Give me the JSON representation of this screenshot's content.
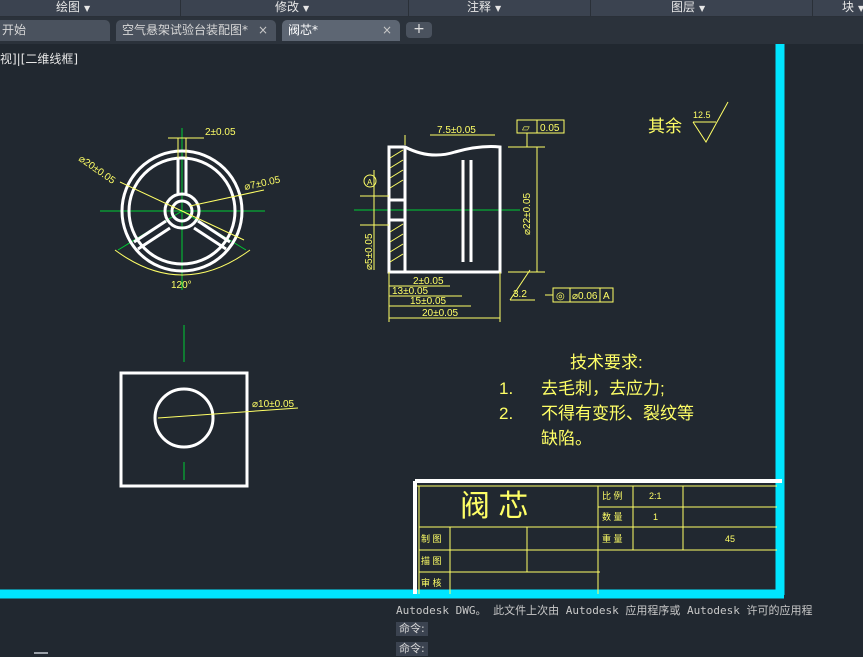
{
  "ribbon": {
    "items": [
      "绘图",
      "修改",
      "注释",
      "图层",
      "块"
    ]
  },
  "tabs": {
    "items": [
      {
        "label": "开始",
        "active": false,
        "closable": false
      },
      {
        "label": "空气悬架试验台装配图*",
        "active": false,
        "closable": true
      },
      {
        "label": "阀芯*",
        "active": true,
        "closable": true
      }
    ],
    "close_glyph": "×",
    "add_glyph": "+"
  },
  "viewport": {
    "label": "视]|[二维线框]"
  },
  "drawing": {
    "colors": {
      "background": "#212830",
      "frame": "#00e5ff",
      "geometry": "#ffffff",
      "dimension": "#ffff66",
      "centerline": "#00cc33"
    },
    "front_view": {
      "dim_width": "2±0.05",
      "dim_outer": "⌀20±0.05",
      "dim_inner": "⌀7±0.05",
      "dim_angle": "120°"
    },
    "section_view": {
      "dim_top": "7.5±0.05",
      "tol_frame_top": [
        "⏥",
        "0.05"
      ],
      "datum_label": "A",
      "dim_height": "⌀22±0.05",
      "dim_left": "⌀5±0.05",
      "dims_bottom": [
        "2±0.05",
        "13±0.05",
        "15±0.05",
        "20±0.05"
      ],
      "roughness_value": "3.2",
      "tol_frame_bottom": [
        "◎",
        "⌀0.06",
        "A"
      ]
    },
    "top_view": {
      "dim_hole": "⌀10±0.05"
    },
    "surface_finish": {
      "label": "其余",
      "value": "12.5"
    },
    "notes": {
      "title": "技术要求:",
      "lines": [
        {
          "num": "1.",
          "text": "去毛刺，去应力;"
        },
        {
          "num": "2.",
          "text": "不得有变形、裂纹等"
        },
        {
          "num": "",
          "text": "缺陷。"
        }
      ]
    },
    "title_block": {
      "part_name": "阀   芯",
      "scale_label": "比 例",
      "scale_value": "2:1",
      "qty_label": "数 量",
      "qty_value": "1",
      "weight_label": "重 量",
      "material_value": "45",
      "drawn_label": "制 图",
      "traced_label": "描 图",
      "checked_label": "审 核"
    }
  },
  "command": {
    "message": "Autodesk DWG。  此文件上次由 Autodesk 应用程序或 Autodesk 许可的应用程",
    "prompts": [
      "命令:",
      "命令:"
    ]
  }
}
+ + + + +
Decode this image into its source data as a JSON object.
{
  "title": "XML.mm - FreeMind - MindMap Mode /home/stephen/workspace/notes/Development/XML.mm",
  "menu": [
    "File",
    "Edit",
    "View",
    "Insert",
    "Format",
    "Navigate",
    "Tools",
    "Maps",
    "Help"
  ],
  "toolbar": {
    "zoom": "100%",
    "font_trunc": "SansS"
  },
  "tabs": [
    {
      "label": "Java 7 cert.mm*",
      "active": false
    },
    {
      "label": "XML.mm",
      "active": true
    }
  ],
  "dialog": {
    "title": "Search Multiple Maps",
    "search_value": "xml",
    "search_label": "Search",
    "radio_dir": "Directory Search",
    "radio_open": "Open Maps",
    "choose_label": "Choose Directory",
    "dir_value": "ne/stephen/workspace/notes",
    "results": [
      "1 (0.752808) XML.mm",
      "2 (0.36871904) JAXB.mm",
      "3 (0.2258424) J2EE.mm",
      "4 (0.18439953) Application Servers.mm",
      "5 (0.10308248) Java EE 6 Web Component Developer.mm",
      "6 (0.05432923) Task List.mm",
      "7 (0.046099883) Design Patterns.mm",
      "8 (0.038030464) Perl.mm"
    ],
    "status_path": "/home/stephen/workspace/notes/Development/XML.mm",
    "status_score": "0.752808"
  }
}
+ + + + +
#### [Given request]
Sift through the entries and copy every line with "false".

#### [Problem solution]
        "active": false,
        "closable": false
        "active": false,
      "active": false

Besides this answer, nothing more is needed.